PROBLEM TO SOLVE - Show, in full, each line of the data that contains "JSON".

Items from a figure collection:
↓↓↓

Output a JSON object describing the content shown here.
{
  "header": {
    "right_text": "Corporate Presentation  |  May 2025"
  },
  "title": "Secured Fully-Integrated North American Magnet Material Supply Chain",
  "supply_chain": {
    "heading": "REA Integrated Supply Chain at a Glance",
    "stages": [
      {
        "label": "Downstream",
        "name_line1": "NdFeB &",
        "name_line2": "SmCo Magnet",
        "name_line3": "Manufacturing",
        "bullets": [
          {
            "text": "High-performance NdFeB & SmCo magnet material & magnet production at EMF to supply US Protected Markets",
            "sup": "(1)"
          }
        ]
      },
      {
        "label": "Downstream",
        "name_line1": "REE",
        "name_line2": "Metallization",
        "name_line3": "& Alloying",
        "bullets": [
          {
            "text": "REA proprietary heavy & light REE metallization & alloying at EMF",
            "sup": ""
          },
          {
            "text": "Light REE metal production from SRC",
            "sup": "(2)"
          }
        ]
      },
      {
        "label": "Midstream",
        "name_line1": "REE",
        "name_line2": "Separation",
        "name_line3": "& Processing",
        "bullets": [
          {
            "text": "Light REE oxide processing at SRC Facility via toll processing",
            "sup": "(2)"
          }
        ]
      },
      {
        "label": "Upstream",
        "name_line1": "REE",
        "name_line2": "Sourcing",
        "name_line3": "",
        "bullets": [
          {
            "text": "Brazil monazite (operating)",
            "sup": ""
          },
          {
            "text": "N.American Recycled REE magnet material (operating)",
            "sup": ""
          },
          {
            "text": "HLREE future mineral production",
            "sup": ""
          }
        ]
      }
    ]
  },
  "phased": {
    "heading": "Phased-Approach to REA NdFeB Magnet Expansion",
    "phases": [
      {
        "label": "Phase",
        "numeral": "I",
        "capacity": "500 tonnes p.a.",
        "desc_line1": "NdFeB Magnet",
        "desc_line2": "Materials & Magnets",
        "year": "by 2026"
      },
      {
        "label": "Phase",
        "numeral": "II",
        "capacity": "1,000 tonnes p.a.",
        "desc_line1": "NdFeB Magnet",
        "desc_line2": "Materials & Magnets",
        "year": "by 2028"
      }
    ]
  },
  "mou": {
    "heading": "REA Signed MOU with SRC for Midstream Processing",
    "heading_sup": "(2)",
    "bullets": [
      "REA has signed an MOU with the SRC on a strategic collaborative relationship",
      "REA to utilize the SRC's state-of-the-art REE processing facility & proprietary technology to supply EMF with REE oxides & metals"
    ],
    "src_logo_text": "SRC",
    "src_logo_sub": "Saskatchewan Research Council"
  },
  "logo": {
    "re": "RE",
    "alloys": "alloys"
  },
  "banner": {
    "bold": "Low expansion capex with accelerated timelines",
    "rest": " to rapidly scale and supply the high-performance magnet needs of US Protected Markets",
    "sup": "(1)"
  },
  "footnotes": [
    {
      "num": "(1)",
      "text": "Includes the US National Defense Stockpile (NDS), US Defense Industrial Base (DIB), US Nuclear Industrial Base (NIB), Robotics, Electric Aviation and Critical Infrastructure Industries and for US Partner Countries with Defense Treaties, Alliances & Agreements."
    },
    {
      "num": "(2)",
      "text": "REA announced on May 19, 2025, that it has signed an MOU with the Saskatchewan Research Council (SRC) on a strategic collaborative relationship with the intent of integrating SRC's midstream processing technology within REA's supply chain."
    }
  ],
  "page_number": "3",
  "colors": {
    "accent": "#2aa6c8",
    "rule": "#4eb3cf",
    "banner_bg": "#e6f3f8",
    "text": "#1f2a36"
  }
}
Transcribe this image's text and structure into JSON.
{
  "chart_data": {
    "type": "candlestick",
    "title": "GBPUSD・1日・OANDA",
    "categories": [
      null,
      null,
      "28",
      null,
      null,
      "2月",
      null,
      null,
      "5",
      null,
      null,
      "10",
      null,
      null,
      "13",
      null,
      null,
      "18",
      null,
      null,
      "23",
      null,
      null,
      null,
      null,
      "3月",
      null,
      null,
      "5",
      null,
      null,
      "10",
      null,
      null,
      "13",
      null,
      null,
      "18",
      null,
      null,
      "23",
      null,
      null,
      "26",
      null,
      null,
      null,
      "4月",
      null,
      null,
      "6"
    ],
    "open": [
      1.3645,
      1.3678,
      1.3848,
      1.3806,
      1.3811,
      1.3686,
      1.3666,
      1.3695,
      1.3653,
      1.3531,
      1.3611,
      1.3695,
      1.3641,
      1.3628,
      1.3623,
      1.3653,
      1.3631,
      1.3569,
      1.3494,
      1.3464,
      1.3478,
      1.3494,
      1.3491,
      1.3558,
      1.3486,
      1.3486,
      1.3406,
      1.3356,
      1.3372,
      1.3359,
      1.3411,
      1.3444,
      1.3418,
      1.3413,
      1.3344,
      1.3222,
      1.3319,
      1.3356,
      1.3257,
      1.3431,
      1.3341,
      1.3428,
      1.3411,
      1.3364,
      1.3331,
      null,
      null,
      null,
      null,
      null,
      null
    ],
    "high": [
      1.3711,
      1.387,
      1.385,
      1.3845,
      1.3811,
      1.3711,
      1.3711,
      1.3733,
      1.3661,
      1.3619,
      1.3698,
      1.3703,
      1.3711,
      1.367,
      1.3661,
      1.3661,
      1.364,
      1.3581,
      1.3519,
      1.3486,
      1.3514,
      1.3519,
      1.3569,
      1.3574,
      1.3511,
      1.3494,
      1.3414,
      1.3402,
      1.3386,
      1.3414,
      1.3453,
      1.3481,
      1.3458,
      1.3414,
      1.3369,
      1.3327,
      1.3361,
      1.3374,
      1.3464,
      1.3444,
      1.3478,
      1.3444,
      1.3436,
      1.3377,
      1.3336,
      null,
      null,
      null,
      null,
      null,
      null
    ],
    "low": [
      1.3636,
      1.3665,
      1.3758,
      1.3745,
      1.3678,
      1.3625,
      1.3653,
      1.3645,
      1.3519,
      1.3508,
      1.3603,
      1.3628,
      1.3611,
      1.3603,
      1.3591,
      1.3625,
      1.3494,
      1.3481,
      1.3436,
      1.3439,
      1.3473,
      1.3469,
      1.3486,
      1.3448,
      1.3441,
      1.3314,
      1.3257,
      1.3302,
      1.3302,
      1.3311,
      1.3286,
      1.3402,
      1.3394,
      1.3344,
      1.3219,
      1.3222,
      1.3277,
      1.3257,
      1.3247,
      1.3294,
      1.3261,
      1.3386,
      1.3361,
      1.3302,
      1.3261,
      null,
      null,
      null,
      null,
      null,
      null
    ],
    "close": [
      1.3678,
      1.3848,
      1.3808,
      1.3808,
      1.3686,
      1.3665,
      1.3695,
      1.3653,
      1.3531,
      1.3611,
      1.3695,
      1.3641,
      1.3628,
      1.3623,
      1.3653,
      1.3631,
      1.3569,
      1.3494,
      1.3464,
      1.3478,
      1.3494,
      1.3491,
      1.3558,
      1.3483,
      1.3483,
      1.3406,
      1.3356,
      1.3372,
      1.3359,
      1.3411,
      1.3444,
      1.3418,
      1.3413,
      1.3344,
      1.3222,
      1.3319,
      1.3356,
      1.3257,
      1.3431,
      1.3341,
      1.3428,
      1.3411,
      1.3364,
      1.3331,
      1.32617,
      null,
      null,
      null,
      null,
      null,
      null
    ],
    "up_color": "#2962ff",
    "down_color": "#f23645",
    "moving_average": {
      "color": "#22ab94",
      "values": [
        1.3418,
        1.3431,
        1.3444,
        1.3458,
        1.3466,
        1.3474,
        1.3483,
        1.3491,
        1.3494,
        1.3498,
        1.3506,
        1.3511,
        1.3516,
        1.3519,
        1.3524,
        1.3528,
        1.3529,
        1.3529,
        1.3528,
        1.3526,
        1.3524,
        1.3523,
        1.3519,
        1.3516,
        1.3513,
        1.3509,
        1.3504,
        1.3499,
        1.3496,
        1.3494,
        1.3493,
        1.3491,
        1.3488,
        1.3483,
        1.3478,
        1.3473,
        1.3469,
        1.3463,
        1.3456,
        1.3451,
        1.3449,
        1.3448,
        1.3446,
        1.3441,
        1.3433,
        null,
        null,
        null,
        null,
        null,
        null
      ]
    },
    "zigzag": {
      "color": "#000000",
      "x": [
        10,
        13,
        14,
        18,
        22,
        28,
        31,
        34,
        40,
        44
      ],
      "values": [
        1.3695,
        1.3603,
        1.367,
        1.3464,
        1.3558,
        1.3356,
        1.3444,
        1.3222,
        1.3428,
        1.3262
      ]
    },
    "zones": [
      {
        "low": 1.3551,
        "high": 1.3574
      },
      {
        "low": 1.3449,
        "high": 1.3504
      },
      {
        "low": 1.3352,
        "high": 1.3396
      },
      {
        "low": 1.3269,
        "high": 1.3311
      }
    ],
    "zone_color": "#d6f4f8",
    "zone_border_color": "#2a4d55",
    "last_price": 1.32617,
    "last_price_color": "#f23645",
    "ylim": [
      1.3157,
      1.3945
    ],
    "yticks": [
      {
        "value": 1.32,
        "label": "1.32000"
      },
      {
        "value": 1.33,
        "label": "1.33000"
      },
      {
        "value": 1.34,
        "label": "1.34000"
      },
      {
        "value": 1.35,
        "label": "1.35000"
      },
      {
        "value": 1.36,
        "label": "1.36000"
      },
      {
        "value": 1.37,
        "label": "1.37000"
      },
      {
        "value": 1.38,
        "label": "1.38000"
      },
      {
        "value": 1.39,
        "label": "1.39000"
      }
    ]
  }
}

↑↑↑

RESULT OF THIS TASK -
Output a JSON object describing the content shown here.
Transcribe this image's text and structure into JSON.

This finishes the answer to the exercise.